DATA LINES |
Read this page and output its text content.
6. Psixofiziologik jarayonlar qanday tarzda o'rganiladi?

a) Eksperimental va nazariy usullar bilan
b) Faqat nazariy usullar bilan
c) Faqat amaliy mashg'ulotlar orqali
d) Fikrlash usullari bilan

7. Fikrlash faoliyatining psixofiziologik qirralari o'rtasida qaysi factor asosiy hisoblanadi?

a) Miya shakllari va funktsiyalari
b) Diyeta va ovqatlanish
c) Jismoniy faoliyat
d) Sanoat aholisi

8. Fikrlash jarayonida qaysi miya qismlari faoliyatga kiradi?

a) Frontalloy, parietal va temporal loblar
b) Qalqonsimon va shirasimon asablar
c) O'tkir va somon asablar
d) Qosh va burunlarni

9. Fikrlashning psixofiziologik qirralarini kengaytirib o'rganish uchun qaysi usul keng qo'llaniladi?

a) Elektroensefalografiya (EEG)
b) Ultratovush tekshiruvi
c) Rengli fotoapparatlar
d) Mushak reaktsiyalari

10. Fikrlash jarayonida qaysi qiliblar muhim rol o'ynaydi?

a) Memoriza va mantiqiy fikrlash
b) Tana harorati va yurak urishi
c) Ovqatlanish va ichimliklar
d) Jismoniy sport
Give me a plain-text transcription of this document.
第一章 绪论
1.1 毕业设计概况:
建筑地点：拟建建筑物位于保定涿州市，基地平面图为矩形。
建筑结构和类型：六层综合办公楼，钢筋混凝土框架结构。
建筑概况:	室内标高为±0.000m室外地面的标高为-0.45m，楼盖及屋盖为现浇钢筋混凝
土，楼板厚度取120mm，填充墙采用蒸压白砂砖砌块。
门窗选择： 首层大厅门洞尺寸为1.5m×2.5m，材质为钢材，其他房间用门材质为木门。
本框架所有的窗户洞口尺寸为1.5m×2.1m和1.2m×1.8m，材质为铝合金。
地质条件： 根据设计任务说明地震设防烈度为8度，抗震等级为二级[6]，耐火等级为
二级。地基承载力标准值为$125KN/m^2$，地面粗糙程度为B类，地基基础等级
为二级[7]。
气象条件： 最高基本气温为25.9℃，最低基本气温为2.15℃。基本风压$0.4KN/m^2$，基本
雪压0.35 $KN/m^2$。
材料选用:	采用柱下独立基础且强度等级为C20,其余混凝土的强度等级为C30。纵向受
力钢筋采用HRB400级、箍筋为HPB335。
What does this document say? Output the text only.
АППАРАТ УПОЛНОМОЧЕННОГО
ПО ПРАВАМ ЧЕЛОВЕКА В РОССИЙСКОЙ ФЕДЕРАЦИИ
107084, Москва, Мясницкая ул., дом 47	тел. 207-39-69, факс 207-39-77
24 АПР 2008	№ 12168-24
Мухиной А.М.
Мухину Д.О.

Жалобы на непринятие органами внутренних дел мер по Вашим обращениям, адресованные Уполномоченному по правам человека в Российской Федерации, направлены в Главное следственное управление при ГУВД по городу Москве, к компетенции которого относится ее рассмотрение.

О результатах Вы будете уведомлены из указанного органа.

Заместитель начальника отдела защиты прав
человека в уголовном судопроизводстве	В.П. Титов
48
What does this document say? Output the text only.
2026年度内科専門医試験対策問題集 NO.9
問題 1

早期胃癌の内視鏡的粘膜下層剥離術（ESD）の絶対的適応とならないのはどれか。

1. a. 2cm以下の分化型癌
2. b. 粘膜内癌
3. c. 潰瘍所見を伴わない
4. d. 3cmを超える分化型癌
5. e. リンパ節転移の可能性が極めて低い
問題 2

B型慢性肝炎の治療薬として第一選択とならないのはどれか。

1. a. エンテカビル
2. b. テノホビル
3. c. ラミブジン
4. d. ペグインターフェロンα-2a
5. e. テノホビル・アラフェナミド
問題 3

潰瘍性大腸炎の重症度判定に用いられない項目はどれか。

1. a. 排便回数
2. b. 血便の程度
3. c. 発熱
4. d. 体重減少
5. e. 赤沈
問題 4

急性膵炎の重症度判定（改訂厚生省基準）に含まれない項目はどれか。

TASK DETAILS |
Retype all of the data shown above, word for word.

EXERCISE RESPONSE |
Read this page and output its text content.
6. Psixofiziologik jarayonlar qanday tarzda o'rganiladi?

a) Eksperimental va nazariy usullar bilan
b) Faqat nazariy usullar bilan
c) Faqat amaliy mashg'ulotlar orqali
d) Fikrlash usullari bilan

7. Fikrlash faoliyatining psixofiziologik qirralari o'rtasida qaysi factor asosiy hisoblanadi?

a) Miya shakllari va funktsiyalari
b) Diyeta va ovqatlanish
c) Jismoniy faoliyat
d) Sanoat aholisi

8. Fikrlash jarayonida qaysi miya qismlari faoliyatga kiradi?

a) Frontalloy, parietal va temporal loblar
b) Qalqonsimon va shirasimon asablar
c) O'tkir va somon asablar
d) Qosh va burunlarni

9. Fikrlashning psixofiziologik qirralarini kengaytirib o'rganish uchun qaysi usul keng qo'llaniladi?

a) Elektroensefalografiya (EEG)
b) Ultratovush tekshiruvi
c) Rengli fotoapparatlar
d) Mushak reaktsiyalari

10. Fikrlash jarayonida qaysi qiliblar muhim rol o'ynaydi?

a) Memoriza va mantiqiy fikrlash
b) Tana harorati va yurak urishi
c) Ovqatlanish va ichimliklar
d) Jismoniy sport
Give me a plain-text transcription of this document.
第一章 绪论
1.1 毕业设计概况:
建筑地点：拟建建筑物位于保定涿州市，基地平面图为矩形。
建筑结构和类型：六层综合办公楼，钢筋混凝土框架结构。
建筑概况:	室内标高为±0.000m室外地面的标高为-0.45m，楼盖及屋盖为现浇钢筋混凝
土，楼板厚度取120mm，填充墙采用蒸压白砂砖砌块。
门窗选择： 首层大厅门洞尺寸为1.5m×2.5m，材质为钢材，其他房间用门材质为木门。
本框架所有的窗户洞口尺寸为1.5m×2.1m和1.2m×1.8m，材质为铝合金。
地质条件： 根据设计任务说明地震设防烈度为8度，抗震等级为二级[6]，耐火等级为
二级。地基承载力标准值为$125KN/m^2$，地面粗糙程度为B类，地基基础等级
为二级[7]。
气象条件： 最高基本气温为25.9℃，最低基本气温为2.15℃。基本风压$0.4KN/m^2$，基本
雪压0.35 $KN/m^2$。
材料选用:	采用柱下独立基础且强度等级为C20,其余混凝土的强度等级为C30。纵向受
力钢筋采用HRB400级、箍筋为HPB335。
What does this document say? Output the text only.
АППАРАТ УПОЛНОМОЧЕННОГО
ПО ПРАВАМ ЧЕЛОВЕКА В РОССИЙСКОЙ ФЕДЕРАЦИИ
107084, Москва, Мясницкая ул., дом 47	тел. 207-39-69, факс 207-39-77
24 АПР 2008	№ 12168-24
Мухиной А.М.
Мухину Д.О.

Жалобы на непринятие органами внутренних дел мер по Вашим обращениям, адресованные Уполномоченному по правам человека в Российской Федерации, направлены в Главное следственное управление при ГУВД по городу Москве, к компетенции которого относится ее рассмотрение.

О результатах Вы будете уведомлены из указанного органа.

Заместитель начальника отдела защиты прав
человека в уголовном судопроизводстве	В.П. Титов
48
What does this document say? Output the text only.
2026年度内科専門医試験対策問題集 NO.9
問題 1

早期胃癌の内視鏡的粘膜下層剥離術（ESD）の絶対的適応とならないのはどれか。

1. a. 2cm以下の分化型癌
2. b. 粘膜内癌
3. c. 潰瘍所見を伴わない
4. d. 3cmを超える分化型癌
5. e. リンパ節転移の可能性が極めて低い
問題 2

B型慢性肝炎の治療薬として第一選択とならないのはどれか。

1. a. エンテカビル
2. b. テノホビル
3. c. ラミブジン
4. d. ペグインターフェロンα-2a
5. e. テノホビル・アラフェナミド
問題 3

潰瘍性大腸炎の重症度判定に用いられない項目はどれか。

1. a. 排便回数
2. b. 血便の程度
3. c. 発熱
4. d. 体重減少
5. e. 赤沈
問題 4

急性膵炎の重症度判定（改訂厚生省基準）に含まれない項目はどれか。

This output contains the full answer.